◆ EXERCISE DETAILS ◆
In the listing below, find every line containing "JSON" and copy it out.

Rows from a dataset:
———
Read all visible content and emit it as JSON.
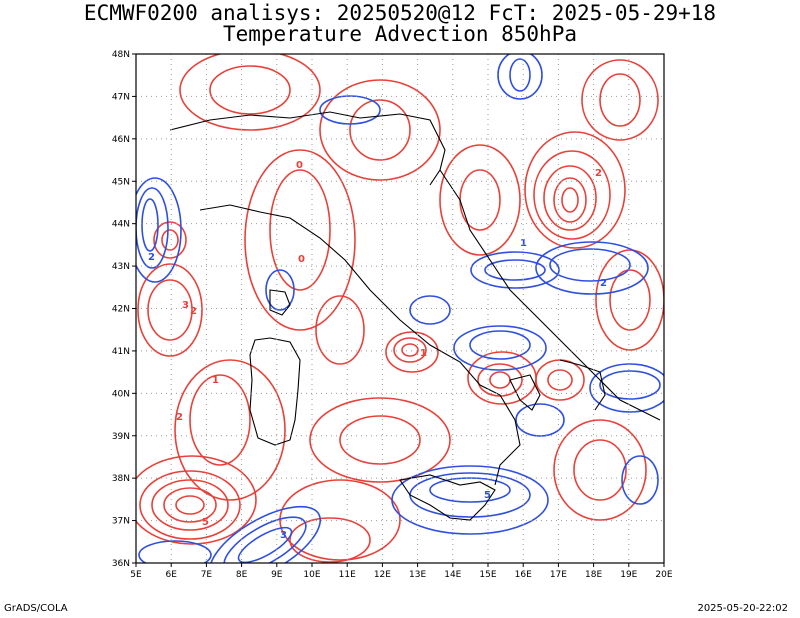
{
  "title": {
    "line1": "ECMWF0200 analisys: 20250520@12 FcT: 2025-05-29+18",
    "line2": "Temperature Advection 850hPa"
  },
  "map": {
    "lon_range": [
      5,
      20
    ],
    "lat_range": [
      36,
      48
    ],
    "x_ticks": [
      "5E",
      "6E",
      "7E",
      "8E",
      "9E",
      "10E",
      "11E",
      "12E",
      "13E",
      "14E",
      "15E",
      "16E",
      "17E",
      "18E",
      "19E",
      "20E"
    ],
    "y_ticks": [
      "36N",
      "37N",
      "38N",
      "39N",
      "40N",
      "41N",
      "42N",
      "43N",
      "44N",
      "45N",
      "46N",
      "47N",
      "48N"
    ],
    "grid": "dotted",
    "colors": {
      "warm": "#e8413a",
      "cold": "#2f4fe0",
      "coast": "#000000",
      "grid": "#9a9a9a"
    }
  },
  "footer": {
    "left": "GrADS/COLA",
    "right": "2025-05-20-22:02"
  }
}
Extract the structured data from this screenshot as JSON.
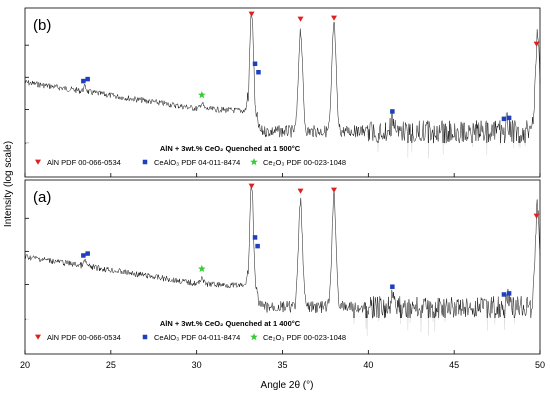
{
  "chart_data": {
    "type": "line",
    "xlabel": "Angle 2θ (°)",
    "ylabel": "Intensity (log scale)",
    "xlim": [
      20,
      50
    ],
    "x_ticks": [
      "20",
      "25",
      "30",
      "35",
      "40",
      "45",
      "50"
    ],
    "y_scale": "log",
    "colors": {
      "AlN": "#e02020",
      "CeAlO3": "#1f3fbf",
      "Ce2O3": "#33cc33",
      "trace": "#111111"
    },
    "panels": [
      {
        "label": "(b)",
        "legend_title": "AlN + 3wt.% CeO₂ Quenched at 1 500°C",
        "legend_entries": [
          {
            "key": "AlN",
            "marker": "triangle",
            "text": "AlN PDF 00-066-0534"
          },
          {
            "key": "CeAlO3",
            "marker": "square",
            "text": "CeAlO₃ PDF 04-011-8474"
          },
          {
            "key": "Ce2O3",
            "marker": "star",
            "text": "Ce₂O₃ PDF 00-023-1048"
          }
        ],
        "markers": {
          "AlN": [
            33.2,
            36.05,
            38.0,
            49.8
          ],
          "CeAlO3": [
            23.4,
            23.65,
            33.4,
            33.6,
            41.4,
            47.9,
            48.2
          ],
          "Ce2O3": [
            30.3
          ]
        },
        "peaks": [
          {
            "x": 23.5,
            "h": 0.06
          },
          {
            "x": 30.3,
            "h": 0.06
          },
          {
            "x": 33.2,
            "h": 1.0
          },
          {
            "x": 33.5,
            "h": 0.12
          },
          {
            "x": 36.05,
            "h": 0.85
          },
          {
            "x": 38.0,
            "h": 0.9
          },
          {
            "x": 41.4,
            "h": 0.1
          },
          {
            "x": 48.1,
            "h": 0.1
          },
          {
            "x": 49.85,
            "h": 0.8
          }
        ]
      },
      {
        "label": "(a)",
        "legend_title": "AlN + 3wt.% CeO₂ Quenched at 1 400°C",
        "legend_entries": [
          {
            "key": "AlN",
            "marker": "triangle",
            "text": "AlN PDF 00-066-0534"
          },
          {
            "key": "CeAlO3",
            "marker": "square",
            "text": "CeAlO₃ PDF 04-011-8474"
          },
          {
            "key": "Ce2O3",
            "marker": "star",
            "text": "Ce₂O₃ PDF 00-023-1048"
          }
        ],
        "markers": {
          "AlN": [
            33.2,
            36.05,
            38.0,
            49.8
          ],
          "CeAlO3": [
            23.4,
            23.65,
            33.4,
            33.55,
            41.4,
            47.9,
            48.2
          ],
          "Ce2O3": [
            30.3
          ]
        },
        "peaks": [
          {
            "x": 23.5,
            "h": 0.06
          },
          {
            "x": 30.3,
            "h": 0.07
          },
          {
            "x": 33.2,
            "h": 1.0
          },
          {
            "x": 33.5,
            "h": 0.12
          },
          {
            "x": 36.05,
            "h": 0.85
          },
          {
            "x": 38.0,
            "h": 0.9
          },
          {
            "x": 41.4,
            "h": 0.1
          },
          {
            "x": 48.1,
            "h": 0.1
          },
          {
            "x": 49.85,
            "h": 0.8
          }
        ]
      }
    ]
  }
}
———
◆ EXPECTED OUTPUT ◆
Read all visible content and emit it as JSON.
Extract the structured data from this screenshot as JSON.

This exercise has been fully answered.